REQUIRED TASK = Search the material below for the word "Арто" and copy every line in which it occurs.

Saved entries
.....

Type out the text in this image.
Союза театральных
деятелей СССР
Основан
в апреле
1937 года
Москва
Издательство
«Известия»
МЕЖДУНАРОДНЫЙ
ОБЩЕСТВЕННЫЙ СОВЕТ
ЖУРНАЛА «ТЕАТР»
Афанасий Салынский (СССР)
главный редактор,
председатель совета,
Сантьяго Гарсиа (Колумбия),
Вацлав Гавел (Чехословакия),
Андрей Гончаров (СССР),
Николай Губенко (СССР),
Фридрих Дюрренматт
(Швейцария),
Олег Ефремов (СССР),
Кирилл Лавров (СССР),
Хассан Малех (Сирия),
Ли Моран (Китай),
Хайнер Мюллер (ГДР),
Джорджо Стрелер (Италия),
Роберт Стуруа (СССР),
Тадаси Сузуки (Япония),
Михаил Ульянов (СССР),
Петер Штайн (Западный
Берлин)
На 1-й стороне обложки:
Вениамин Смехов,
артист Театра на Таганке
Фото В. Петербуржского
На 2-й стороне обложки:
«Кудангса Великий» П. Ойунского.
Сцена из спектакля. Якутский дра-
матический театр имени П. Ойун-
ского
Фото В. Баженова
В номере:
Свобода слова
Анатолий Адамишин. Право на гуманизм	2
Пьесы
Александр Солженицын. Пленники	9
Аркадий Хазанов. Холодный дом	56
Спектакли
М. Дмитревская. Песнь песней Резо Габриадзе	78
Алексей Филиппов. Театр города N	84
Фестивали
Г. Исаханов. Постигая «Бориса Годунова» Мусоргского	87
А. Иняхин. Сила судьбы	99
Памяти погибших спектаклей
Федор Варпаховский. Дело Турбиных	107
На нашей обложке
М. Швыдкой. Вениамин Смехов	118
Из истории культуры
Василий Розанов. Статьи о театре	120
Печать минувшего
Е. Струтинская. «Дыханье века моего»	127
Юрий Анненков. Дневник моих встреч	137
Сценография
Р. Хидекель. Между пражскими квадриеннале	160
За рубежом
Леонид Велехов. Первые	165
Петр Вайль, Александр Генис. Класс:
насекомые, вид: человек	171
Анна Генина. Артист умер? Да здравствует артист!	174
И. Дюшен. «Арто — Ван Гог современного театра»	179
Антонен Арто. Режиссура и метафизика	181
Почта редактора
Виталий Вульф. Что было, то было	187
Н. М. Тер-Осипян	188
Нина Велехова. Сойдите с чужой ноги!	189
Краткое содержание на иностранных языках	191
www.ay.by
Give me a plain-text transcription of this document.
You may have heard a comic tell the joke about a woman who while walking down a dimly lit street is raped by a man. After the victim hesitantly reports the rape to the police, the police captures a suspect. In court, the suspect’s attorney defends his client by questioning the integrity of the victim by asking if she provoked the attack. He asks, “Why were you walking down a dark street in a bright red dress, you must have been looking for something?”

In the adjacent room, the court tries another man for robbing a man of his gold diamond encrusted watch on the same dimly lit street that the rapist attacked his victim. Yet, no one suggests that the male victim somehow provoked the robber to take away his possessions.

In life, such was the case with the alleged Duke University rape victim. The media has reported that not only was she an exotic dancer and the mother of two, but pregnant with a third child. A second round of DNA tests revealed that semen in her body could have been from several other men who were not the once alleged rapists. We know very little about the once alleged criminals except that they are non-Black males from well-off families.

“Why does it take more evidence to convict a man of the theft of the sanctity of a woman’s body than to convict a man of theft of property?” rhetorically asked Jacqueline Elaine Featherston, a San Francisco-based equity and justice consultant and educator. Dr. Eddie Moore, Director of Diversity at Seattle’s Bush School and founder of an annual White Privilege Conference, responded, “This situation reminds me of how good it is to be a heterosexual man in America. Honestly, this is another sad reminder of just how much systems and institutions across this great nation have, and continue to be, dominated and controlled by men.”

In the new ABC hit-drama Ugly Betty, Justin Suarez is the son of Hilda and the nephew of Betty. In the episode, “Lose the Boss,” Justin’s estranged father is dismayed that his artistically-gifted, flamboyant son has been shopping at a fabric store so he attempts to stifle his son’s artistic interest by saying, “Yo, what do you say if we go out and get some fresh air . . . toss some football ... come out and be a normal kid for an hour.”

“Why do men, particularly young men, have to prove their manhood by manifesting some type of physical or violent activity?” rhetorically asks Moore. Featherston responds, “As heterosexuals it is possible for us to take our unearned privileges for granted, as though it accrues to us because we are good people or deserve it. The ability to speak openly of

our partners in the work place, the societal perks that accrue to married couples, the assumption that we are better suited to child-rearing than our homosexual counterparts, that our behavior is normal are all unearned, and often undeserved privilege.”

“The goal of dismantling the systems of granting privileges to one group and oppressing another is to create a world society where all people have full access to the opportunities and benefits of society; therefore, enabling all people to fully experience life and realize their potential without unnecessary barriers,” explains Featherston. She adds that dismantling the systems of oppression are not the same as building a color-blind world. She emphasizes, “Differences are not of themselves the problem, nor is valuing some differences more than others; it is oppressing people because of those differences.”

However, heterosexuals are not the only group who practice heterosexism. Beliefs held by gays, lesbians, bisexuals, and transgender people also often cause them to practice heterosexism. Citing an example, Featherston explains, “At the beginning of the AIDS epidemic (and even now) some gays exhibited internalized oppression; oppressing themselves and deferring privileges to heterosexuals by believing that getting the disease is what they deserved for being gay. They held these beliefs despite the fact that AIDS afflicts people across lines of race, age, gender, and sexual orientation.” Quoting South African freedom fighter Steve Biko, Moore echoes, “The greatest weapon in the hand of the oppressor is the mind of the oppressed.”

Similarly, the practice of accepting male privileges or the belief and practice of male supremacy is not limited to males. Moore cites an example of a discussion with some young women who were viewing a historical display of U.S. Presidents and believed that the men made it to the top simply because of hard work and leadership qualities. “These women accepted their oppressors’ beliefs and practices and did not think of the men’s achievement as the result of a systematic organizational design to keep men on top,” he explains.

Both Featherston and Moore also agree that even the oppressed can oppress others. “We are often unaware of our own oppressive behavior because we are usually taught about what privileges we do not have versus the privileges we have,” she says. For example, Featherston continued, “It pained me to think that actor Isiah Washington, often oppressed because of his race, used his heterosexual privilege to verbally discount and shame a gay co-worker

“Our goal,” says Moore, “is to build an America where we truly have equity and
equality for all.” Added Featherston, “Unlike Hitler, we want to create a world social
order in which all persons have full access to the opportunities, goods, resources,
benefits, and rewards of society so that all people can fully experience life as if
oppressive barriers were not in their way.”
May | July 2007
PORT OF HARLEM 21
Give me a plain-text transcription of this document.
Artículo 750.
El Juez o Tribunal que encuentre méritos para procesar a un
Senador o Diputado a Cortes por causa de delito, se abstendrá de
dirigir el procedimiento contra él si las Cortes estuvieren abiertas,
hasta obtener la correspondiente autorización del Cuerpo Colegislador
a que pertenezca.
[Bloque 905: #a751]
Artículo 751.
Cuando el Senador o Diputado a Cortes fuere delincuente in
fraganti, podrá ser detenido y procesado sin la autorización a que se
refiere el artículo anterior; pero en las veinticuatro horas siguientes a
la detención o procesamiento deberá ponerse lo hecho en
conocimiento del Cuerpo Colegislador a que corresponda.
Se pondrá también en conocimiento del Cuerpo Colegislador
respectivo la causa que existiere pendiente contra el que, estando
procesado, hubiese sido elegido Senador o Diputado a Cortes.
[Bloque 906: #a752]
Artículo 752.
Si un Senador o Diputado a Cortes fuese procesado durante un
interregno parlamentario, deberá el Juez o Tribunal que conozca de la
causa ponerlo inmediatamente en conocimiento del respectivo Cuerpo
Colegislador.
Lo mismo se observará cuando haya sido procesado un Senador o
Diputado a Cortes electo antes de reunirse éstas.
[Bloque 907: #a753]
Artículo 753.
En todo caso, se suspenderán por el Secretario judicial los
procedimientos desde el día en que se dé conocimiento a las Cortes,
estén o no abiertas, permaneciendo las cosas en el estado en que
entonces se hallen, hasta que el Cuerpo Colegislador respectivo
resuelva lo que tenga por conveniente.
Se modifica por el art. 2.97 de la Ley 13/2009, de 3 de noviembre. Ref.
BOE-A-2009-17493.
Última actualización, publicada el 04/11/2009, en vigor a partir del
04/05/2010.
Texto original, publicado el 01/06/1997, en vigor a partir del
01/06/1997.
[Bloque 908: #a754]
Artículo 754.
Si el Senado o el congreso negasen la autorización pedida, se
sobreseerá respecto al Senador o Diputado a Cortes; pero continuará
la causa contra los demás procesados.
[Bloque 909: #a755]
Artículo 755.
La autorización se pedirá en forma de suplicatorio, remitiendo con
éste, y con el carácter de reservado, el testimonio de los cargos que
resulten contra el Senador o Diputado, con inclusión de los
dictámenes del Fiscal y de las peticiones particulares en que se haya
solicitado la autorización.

.....

PROBLEM SOLUTION =
И. Дюшен. «Арто — Ван Гог современного театра»	179
Антонен Арто. Режиссура и метафизика	181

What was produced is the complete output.